Listing –
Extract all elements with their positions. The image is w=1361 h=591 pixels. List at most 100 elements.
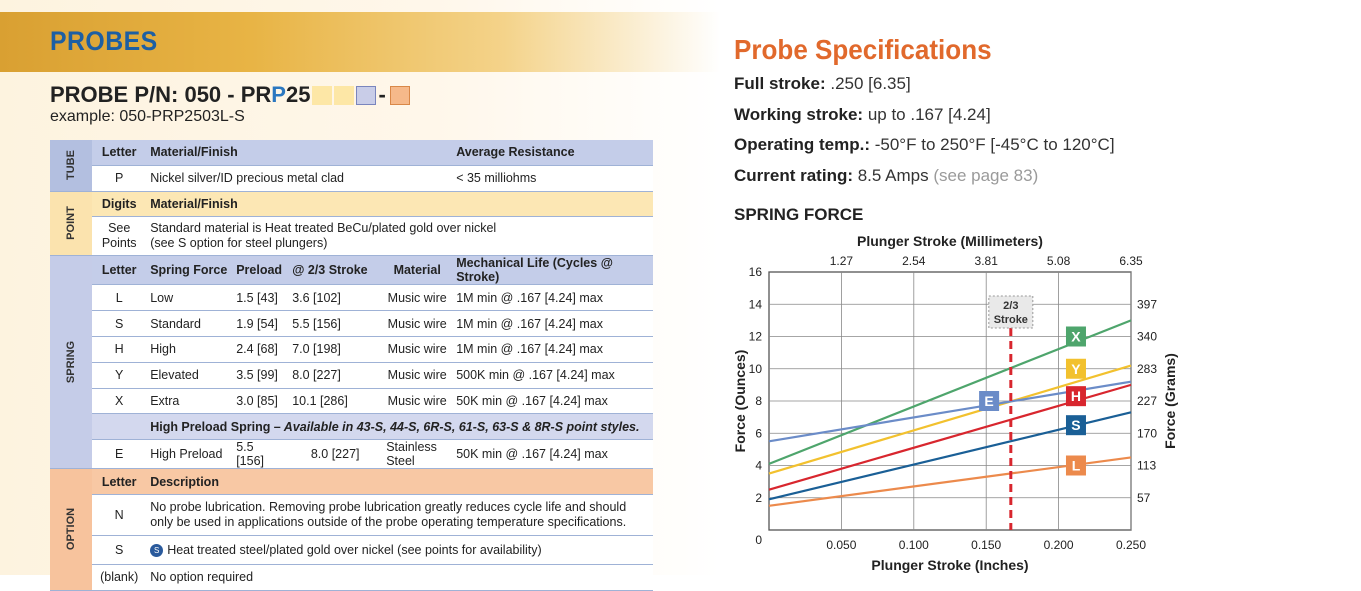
option-section-label: OPTION xyxy=(50,468,93,591)
y-tick-label: 14 xyxy=(749,297,763,311)
point-material-line-2: (see S option for steel plungers) xyxy=(150,236,328,251)
option-description: S Heat treated steel/plated gold over nic… xyxy=(146,535,653,565)
y-tick-label: 16 xyxy=(749,265,763,279)
option-n-line-1: No probe lubrication. Removing probe lub… xyxy=(150,499,627,514)
spec-working-stroke: Working stroke: up to .167 [4.24] xyxy=(734,105,991,125)
x-tick-label: 0.250 xyxy=(1116,538,1146,552)
spring-header-stroke: @ 2/3 Stroke xyxy=(288,255,383,286)
page-reference-link[interactable]: (see page 83) xyxy=(933,166,1039,185)
section-title: PROBES xyxy=(50,26,158,56)
tube-section: TUBE Letter Material/Finish Average Resi… xyxy=(50,140,653,192)
y2-tick-label: 397 xyxy=(1137,297,1157,311)
y-tick-label: 12 xyxy=(749,330,763,344)
spec-label: Operating temp.: xyxy=(734,135,871,154)
spring-preload: 2.4 [68] xyxy=(232,336,289,363)
part-number-digits: 25 xyxy=(285,82,311,107)
spring-life: 1M min @ .167 [4.24] max xyxy=(452,336,653,363)
series-line-y xyxy=(768,364,1132,475)
spring-letter: H xyxy=(92,336,147,363)
spring-row-l: L Low 1.5 [43] 3.6 [102] Music wire 1M m… xyxy=(50,284,653,312)
point-section-label: POINT xyxy=(50,191,93,257)
series-label-box-l xyxy=(1065,455,1086,476)
spec-operating-temp: Operating temp.: -50°F to 250°F [-45°C t… xyxy=(734,135,1115,155)
x2-axis-title: Plunger Stroke (Millimeters) xyxy=(857,233,1043,249)
spring-force-title: SPRING FORCE xyxy=(734,205,864,224)
y2-tick-label: 57 xyxy=(1137,491,1151,505)
point-digit-box-2 xyxy=(334,85,355,105)
point-digits: See Points xyxy=(92,216,147,257)
spec-value: .250 [6.35] xyxy=(825,74,911,93)
series-label-h: H xyxy=(1071,388,1081,404)
spring-force: Elevated xyxy=(146,362,233,389)
tube-material: Nickel silver/ID precious metal clad xyxy=(146,165,453,192)
header-bar xyxy=(0,12,720,72)
part-number: PROBE P/N: 050 - PR P 25 - xyxy=(50,82,410,108)
spring-stroke-force: 8.0 [227] xyxy=(288,362,383,389)
tube-header-material: Material/Finish xyxy=(146,140,453,166)
spring-stroke-force: 5.5 [156] xyxy=(288,310,383,337)
y-tick-label: 10 xyxy=(749,362,763,376)
y-tick-label: 6 xyxy=(755,426,762,440)
series-label-box-e xyxy=(979,391,1000,411)
spring-letter: L xyxy=(92,284,147,312)
spring-material: Stainless Steel xyxy=(382,439,453,470)
spring-stroke-force: 10.1 [286] xyxy=(288,388,383,415)
point-digits-line-1: See xyxy=(108,221,131,236)
steel-plunger-icon: S xyxy=(150,544,164,558)
spec-label: Working stroke: xyxy=(734,105,864,124)
part-number-example: example: 050-PRP2503L-S xyxy=(50,108,245,125)
spring-row-e: E High Preload 5.5 [156] 8.0 [227] Stain… xyxy=(50,439,653,470)
series-label-box-x xyxy=(1065,326,1086,347)
point-section: POINT Digits Material/Finish See Points … xyxy=(50,191,653,257)
high-preload-heading: High Preload Spring – Available in 43-S,… xyxy=(146,413,653,441)
spring-header-preload: Preload xyxy=(232,255,289,286)
spec-full-stroke: Full stroke: .250 [6.35] xyxy=(734,74,911,94)
x2-tick-label: 3.81 xyxy=(975,254,999,268)
spring-letter-box xyxy=(356,85,377,105)
x2-tick-label: 6.35 xyxy=(1119,254,1143,268)
series-label-box-h xyxy=(1065,386,1086,407)
y2-tick-label: 340 xyxy=(1137,330,1157,344)
spring-preload: 1.5 [43] xyxy=(232,284,289,312)
option-n-line-2: only be used in applications outside of … xyxy=(150,514,627,529)
high-preload-spacer xyxy=(92,413,147,441)
probe-spec-title: Probe Specifications xyxy=(734,34,992,65)
spec-value: 8.5 Amps xyxy=(853,166,929,185)
stroke-marker-label: 2/3 xyxy=(1003,300,1018,312)
y2-tick-label: 283 xyxy=(1137,362,1157,376)
high-preload-note: Available in 43-S, 44-S, 6R-S, 61-S, 63-… xyxy=(280,419,640,434)
spring-header-force: Spring Force xyxy=(146,255,233,286)
series-label-x: X xyxy=(1071,329,1081,345)
series-label-s: S xyxy=(1071,417,1080,433)
spring-force: Low xyxy=(146,284,233,312)
series-label-box-s xyxy=(1065,415,1086,436)
y2-tick-label: 227 xyxy=(1137,394,1157,408)
spring-life: 50K min @ .167 [4.24] max xyxy=(452,439,653,470)
option-letter-box xyxy=(389,85,410,105)
tube-header-resistance: Average Resistance xyxy=(452,140,653,166)
spring-material: Music wire xyxy=(382,336,453,363)
tube-letter: P xyxy=(92,165,147,192)
point-material-line-1: Standard material is Heat treated BeCu/p… xyxy=(150,221,497,236)
y-tick-label: 4 xyxy=(755,459,762,473)
spring-letter: X xyxy=(92,388,147,415)
point-digit-box-1 xyxy=(312,85,333,105)
y2-tick-label: 170 xyxy=(1137,426,1157,440)
option-s-text: Heat treated steel/plated gold over nick… xyxy=(167,542,542,557)
spring-stroke-force: 3.6 [102] xyxy=(288,284,383,312)
part-number-label: PROBE P/N: 050 - PR xyxy=(50,82,272,107)
spring-force: High xyxy=(146,336,233,363)
spring-row-s: S Standard 1.9 [54] 5.5 [156] Music wire… xyxy=(50,310,653,337)
spring-preload: 3.0 [85] xyxy=(232,388,289,415)
spring-stroke-force: 8.0 [227] xyxy=(288,439,383,470)
tube-resistance: < 35 milliohms xyxy=(452,165,653,192)
series-label-y: Y xyxy=(1071,361,1081,377)
stroke-marker-label: Stroke xyxy=(994,314,1028,326)
spring-letter: Y xyxy=(92,362,147,389)
spring-preload: 5.5 [156] xyxy=(232,439,289,470)
spring-force: Standard xyxy=(146,310,233,337)
spring-force: High Preload xyxy=(146,439,233,470)
x-tick-label: 0.200 xyxy=(1044,538,1074,552)
spring-life: 50K min @ .167 [4.24] max xyxy=(452,388,653,415)
x-tick-label: 0.150 xyxy=(971,538,1001,552)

Direction – Convert the items from the line that contains "option-section-label: OPTION xyxy=(50,468,93,591)" up to and including the line that contains "y-tick-label: 16 xyxy=(749,265,763,279)" into a JSON list of strings, one string per line, leaving out blank lines.

Result of the exercise –
[
  "option-section-label: OPTION xyxy=(50,468,93,591)",
  "y-tick-label: 14 xyxy=(749,297,763,311)",
  "point-material-line-2: (see S option for steel plungers) xyxy=(150,236,328,251)",
  "option-description: S Heat treated steel/plated gold over nic… xyxy=(146,535,653,565)",
  "y-tick-label: 16 xyxy=(749,265,763,279)"
]